Data entries:
--- Start ---
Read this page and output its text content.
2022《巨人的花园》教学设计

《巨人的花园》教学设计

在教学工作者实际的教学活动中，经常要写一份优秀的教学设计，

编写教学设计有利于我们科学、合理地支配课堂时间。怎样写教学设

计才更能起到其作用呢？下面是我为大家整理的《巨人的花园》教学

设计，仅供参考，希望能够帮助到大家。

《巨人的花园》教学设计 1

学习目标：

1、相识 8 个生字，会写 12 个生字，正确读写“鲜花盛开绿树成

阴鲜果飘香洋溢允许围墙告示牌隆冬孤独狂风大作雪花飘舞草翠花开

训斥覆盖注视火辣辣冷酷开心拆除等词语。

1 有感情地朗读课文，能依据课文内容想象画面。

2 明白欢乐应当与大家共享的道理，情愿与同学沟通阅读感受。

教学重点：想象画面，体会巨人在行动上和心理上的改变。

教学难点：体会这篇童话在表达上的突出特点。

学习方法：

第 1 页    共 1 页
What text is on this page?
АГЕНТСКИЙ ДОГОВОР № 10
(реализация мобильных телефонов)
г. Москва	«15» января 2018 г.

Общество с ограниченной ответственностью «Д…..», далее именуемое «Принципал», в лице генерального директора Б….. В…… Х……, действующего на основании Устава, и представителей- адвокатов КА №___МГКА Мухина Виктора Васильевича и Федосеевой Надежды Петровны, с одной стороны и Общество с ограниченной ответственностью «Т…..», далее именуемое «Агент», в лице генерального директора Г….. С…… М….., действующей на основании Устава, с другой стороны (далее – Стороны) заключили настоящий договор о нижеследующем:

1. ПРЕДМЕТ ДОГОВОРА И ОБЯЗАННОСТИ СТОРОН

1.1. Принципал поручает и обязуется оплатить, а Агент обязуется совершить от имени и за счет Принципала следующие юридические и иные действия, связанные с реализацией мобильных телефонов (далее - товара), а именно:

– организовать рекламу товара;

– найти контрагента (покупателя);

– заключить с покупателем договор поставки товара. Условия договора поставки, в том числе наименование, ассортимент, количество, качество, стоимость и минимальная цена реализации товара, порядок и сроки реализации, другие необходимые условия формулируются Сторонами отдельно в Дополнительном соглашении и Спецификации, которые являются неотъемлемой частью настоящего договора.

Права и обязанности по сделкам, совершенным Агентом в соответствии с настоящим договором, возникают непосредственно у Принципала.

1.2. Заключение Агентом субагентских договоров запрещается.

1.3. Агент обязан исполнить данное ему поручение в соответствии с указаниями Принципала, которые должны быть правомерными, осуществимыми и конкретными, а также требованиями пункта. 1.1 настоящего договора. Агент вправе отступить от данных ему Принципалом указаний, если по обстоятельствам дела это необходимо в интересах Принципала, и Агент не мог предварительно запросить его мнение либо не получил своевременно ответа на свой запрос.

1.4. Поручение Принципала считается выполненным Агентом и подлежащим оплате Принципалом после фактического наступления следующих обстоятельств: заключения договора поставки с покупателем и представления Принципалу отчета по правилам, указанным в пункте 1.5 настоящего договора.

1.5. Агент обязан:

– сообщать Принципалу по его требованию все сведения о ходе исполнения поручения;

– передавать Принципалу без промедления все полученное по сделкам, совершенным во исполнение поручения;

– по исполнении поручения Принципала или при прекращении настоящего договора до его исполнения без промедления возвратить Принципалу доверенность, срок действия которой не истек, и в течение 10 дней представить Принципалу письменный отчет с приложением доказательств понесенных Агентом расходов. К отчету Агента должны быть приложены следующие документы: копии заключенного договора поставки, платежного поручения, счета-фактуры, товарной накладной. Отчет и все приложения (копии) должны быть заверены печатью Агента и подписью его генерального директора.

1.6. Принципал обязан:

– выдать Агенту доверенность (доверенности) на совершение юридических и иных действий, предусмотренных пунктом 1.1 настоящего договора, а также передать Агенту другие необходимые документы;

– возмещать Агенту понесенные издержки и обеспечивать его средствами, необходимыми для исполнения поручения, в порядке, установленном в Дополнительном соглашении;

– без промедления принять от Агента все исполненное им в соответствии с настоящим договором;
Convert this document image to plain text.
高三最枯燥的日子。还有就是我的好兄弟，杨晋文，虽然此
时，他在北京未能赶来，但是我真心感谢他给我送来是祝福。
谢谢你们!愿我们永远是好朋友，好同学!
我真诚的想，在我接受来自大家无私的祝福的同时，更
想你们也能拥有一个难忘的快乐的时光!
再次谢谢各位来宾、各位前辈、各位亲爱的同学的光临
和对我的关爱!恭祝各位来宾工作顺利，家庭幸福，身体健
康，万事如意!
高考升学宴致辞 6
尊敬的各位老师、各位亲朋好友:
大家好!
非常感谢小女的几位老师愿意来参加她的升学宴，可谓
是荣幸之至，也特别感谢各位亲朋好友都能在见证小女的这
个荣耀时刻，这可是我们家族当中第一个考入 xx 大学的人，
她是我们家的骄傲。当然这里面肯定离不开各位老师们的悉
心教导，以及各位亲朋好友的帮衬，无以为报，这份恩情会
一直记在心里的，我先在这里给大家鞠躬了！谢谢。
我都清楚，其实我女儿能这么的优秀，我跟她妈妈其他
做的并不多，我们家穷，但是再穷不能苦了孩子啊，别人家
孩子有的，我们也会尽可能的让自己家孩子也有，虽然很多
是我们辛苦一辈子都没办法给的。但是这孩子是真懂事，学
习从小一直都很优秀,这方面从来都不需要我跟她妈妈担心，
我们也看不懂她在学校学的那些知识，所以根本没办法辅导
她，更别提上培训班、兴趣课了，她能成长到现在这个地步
--- End ---
#### Aim
Starting at the line that contains "Convert this document image to plain text.", retype each line through the end of the listing above and nothing else.

#### Exercise answer
Convert this document image to plain text.
高三最枯燥的日子。还有就是我的好兄弟，杨晋文，虽然此
时，他在北京未能赶来，但是我真心感谢他给我送来是祝福。
谢谢你们!愿我们永远是好朋友，好同学!
我真诚的想，在我接受来自大家无私的祝福的同时，更
想你们也能拥有一个难忘的快乐的时光!
再次谢谢各位来宾、各位前辈、各位亲爱的同学的光临
和对我的关爱!恭祝各位来宾工作顺利，家庭幸福，身体健
康，万事如意!
高考升学宴致辞 6
尊敬的各位老师、各位亲朋好友:
大家好!
非常感谢小女的几位老师愿意来参加她的升学宴，可谓
是荣幸之至，也特别感谢各位亲朋好友都能在见证小女的这
个荣耀时刻，这可是我们家族当中第一个考入 xx 大学的人，
她是我们家的骄傲。当然这里面肯定离不开各位老师们的悉
心教导，以及各位亲朋好友的帮衬，无以为报，这份恩情会
一直记在心里的，我先在这里给大家鞠躬了！谢谢。
我都清楚，其实我女儿能这么的优秀，我跟她妈妈其他
做的并不多，我们家穷，但是再穷不能苦了孩子啊，别人家
孩子有的，我们也会尽可能的让自己家孩子也有，虽然很多
是我们辛苦一辈子都没办法给的。但是这孩子是真懂事，学
习从小一直都很优秀,这方面从来都不需要我跟她妈妈担心，
我们也看不懂她在学校学的那些知识，所以根本没办法辅导
她，更别提上培训班、兴趣课了，她能成长到现在这个地步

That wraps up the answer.